Written task —
Output each entry exactly; skip nothing.
>> begin
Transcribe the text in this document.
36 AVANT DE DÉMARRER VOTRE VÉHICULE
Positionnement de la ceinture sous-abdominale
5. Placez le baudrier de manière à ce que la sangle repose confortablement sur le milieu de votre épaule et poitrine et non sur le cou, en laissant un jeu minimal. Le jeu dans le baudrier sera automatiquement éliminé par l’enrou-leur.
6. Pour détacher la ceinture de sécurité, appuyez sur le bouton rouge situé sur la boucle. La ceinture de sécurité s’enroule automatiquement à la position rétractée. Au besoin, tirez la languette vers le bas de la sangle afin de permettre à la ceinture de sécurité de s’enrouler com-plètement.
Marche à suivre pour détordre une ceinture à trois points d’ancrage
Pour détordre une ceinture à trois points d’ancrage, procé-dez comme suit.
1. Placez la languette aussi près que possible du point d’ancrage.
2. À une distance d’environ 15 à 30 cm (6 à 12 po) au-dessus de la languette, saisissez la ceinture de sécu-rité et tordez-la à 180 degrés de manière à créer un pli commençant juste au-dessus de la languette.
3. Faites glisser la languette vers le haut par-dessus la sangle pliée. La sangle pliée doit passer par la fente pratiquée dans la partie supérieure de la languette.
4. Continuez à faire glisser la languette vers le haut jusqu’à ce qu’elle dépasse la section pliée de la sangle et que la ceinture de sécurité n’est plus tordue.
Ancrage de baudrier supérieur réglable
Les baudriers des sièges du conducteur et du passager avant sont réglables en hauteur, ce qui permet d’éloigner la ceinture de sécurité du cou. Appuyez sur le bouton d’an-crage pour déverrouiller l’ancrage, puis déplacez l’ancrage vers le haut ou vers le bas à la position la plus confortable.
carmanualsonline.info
>> end
Task output —
Transcribe the text in this document.
36 AVANT DE DÉMARRER VOTRE VÉHICULE
Positionnement de la ceinture sous-abdominale
5. Placez le baudrier de manière à ce que la sangle repose confortablement sur le milieu de votre épaule et poitrine et non sur le cou, en laissant un jeu minimal. Le jeu dans le baudrier sera automatiquement éliminé par l’enrou-leur.
6. Pour détacher la ceinture de sécurité, appuyez sur le bouton rouge situé sur la boucle. La ceinture de sécurité s’enroule automatiquement à la position rétractée. Au besoin, tirez la languette vers le bas de la sangle afin de permettre à la ceinture de sécurité de s’enrouler com-plètement.
Marche à suivre pour détordre une ceinture à trois points d’ancrage
Pour détordre une ceinture à trois points d’ancrage, procé-dez comme suit.
1. Placez la languette aussi près que possible du point d’ancrage.
2. À une distance d’environ 15 à 30 cm (6 à 12 po) au-dessus de la languette, saisissez la ceinture de sécu-rité et tordez-la à 180 degrés de manière à créer un pli commençant juste au-dessus de la languette.
3. Faites glisser la languette vers le haut par-dessus la sangle pliée. La sangle pliée doit passer par la fente pratiquée dans la partie supérieure de la languette.
4. Continuez à faire glisser la languette vers le haut jusqu’à ce qu’elle dépasse la section pliée de la sangle et que la ceinture de sécurité n’est plus tordue.
Ancrage de baudrier supérieur réglable
Les baudriers des sièges du conducteur et du passager avant sont réglables en hauteur, ce qui permet d’éloigner la ceinture de sécurité du cou. Appuyez sur le bouton d’an-crage pour déverrouiller l’ancrage, puis déplacez l’ancrage vers le haut ou vers le bas à la position la plus confortable.
carmanualsonline.info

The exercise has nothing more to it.